* Written instruction *
Each line of the material below that holds the word "this" needs to be copied.

+++

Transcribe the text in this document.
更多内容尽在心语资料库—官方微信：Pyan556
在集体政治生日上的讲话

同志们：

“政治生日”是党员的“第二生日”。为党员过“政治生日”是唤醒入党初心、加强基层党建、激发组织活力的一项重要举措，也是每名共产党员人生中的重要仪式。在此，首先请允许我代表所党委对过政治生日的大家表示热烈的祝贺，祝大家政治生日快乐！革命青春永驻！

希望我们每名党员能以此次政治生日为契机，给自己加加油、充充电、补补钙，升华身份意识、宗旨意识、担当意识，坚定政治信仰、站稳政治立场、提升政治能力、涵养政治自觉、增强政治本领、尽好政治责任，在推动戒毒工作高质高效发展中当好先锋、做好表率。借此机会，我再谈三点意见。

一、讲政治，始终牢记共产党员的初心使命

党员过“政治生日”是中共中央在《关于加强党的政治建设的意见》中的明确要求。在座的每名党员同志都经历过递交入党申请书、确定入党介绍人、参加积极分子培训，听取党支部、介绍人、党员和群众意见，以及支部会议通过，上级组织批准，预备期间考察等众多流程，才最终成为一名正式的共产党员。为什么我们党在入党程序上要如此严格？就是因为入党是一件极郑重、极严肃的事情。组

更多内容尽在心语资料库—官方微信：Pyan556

+++

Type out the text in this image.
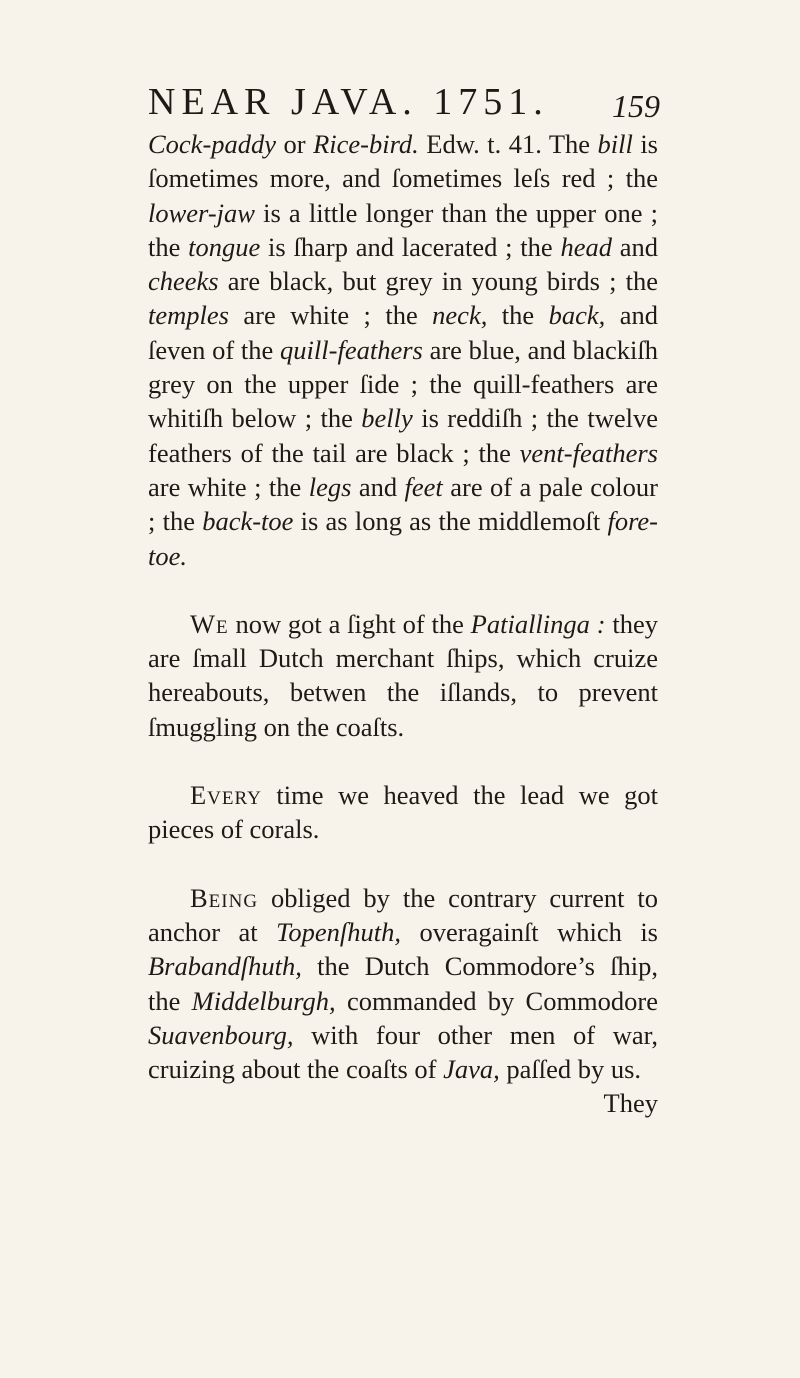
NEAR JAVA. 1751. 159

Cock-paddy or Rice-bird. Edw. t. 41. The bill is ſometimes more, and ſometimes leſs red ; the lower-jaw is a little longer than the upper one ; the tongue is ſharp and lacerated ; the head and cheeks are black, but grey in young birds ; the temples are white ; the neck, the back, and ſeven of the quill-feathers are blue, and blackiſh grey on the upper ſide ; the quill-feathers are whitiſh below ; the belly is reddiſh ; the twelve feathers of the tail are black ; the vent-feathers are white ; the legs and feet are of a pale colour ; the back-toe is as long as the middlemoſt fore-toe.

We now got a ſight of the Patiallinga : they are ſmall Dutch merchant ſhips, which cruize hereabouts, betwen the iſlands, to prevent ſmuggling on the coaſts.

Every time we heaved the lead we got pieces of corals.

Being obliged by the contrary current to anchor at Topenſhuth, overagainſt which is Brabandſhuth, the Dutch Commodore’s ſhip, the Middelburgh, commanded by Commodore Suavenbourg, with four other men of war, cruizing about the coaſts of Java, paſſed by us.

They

+++

* Solution below *
Transcribe the text in this document.
Type out the text in this image.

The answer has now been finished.